> _Instructions to follow_:
Search the data for the string "Fall" and gather each line it is in.

> _Stored rows_:
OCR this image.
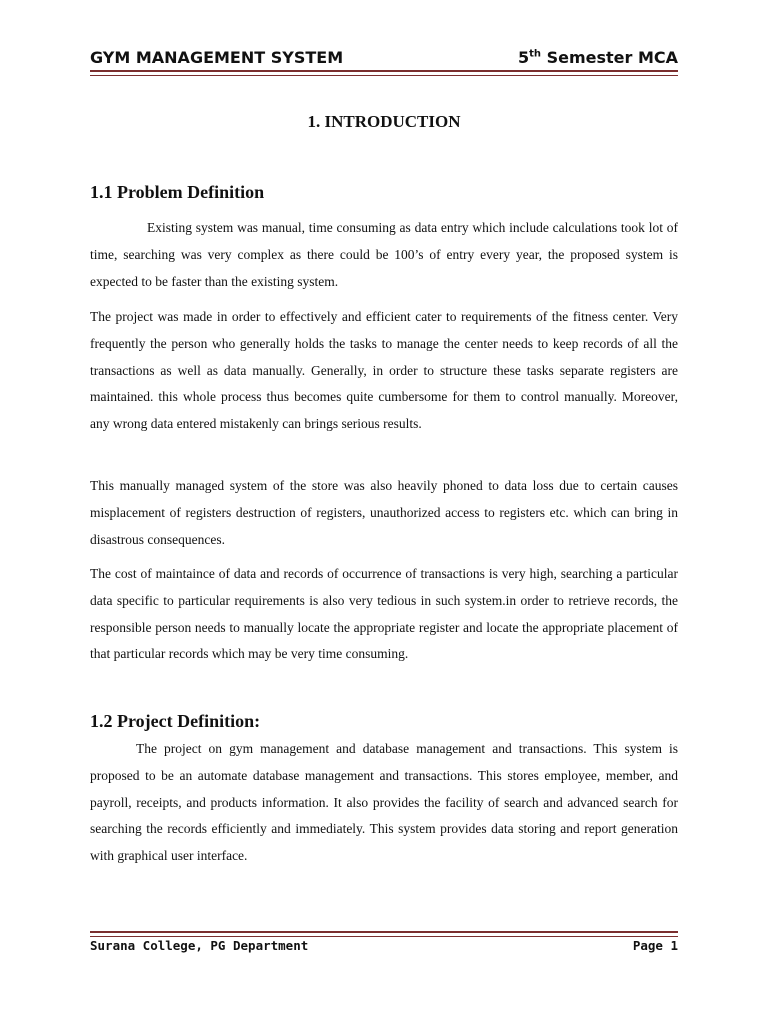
GYM MANAGEMENT SYSTEM	5th Semester MCA
1. INTRODUCTION
1.1 Problem Definition

Existing system was manual, time consuming as data entry which include calculations took lot of time, searching was very complex as there could be 100’s of entry every year, the proposed system is expected to be faster than the existing system.

The project was made in order to effectively and efficient cater to requirements of the fitness center. Very frequently the person who generally holds the tasks to manage the center needs to keep records of all the transactions as well as data manually. Generally, in order to structure these tasks separate registers are maintained. this whole process thus becomes quite cumbersome for them to control manually. Moreover, any wrong data entered mistakenly can brings serious results.

This manually managed system of the store was also heavily phoned to data loss due to certain causes misplacement of registers destruction of registers, unauthorized access to registers etc. which can bring in disastrous consequences.

The cost of maintaince of data and records of occurrence of transactions is very high, searching a particular data specific to particular requirements is also very tedious in such system.in order to retrieve records, the responsible person needs to manually locate the appropriate register and locate the appropriate placement of that particular records which may be very time consuming.

1.2 Project Definition:

The project on gym management and database management and transactions. This system is proposed to be an automate database management and transactions. This stores employee, member, and payroll, receipts, and products information. It also provides the facility of search and advanced search for searching the records efficiently and immediately. This system provides data storing and report generation with graphical user interface.

Surana College, PG Department	Page 1
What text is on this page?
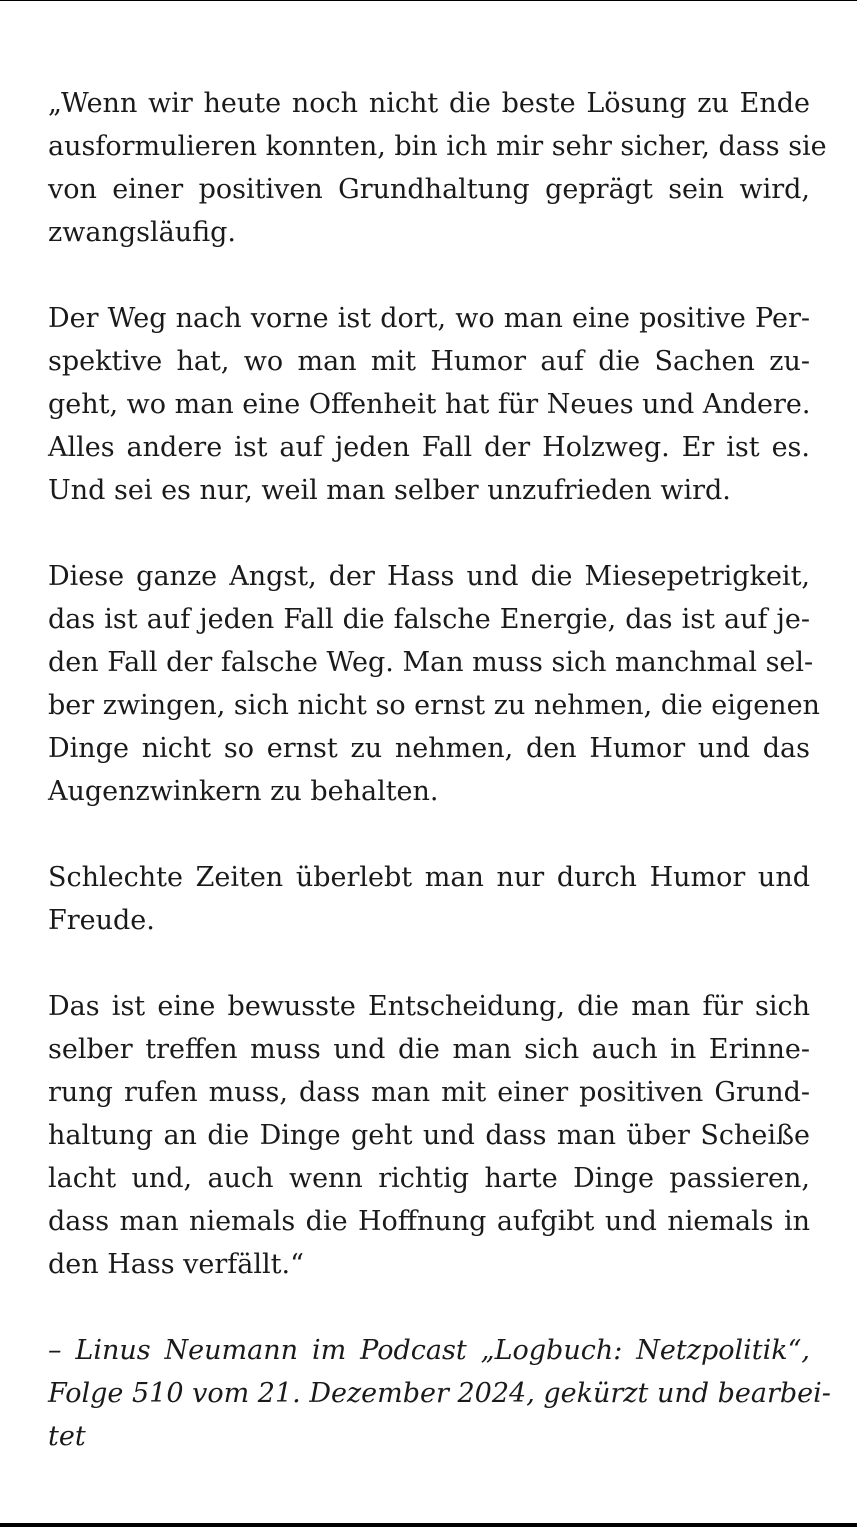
„Wenn wir heute noch nicht die beste Lösung zu Ende
ausformulieren konnten, bin ich mir sehr sicher, dass sie
von einer positiven Grundhaltung geprägt sein wird,
zwangsläufig.

Der Weg nach vorne ist dort, wo man eine positive Per-
spektive hat, wo man mit Humor auf die Sachen zu-
geht, wo man eine Offenheit hat für Neues und Andere.
Alles andere ist auf jeden Fall der Holzweg. Er ist es.
Und sei es nur, weil man selber unzufrieden wird.

Diese ganze Angst, der Hass und die Miesepetrigkeit,
das ist auf jeden Fall die falsche Energie, das ist auf je-
den Fall der falsche Weg. Man muss sich manchmal sel-
ber zwingen, sich nicht so ernst zu nehmen, die eigenen
Dinge nicht so ernst zu nehmen, den Humor und das
Augenzwinkern zu behalten.

Schlechte Zeiten überlebt man nur durch Humor und
Freude.

Das ist eine bewusste Entscheidung, die man für sich
selber treffen muss und die man sich auch in Erinne-
rung rufen muss, dass man mit einer positiven Grund-
haltung an die Dinge geht und dass man über Scheiße
lacht und, auch wenn richtig harte Dinge passieren,
dass man niemals die Hoffnung aufgibt und niemals in
den Hass verfällt.“

– Linus Neumann im Podcast „Logbuch: Netzpolitik“,
Folge 510 vom 21. Dezember 2024, gekürzt und bearbei-
tet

> _Problem solution_:
Alles andere ist auf jeden Fall der Holzweg. Er ist es.
das ist auf jeden Fall die falsche Energie, das ist auf je-
den Fall der falsche Weg. Man muss sich manchmal sel-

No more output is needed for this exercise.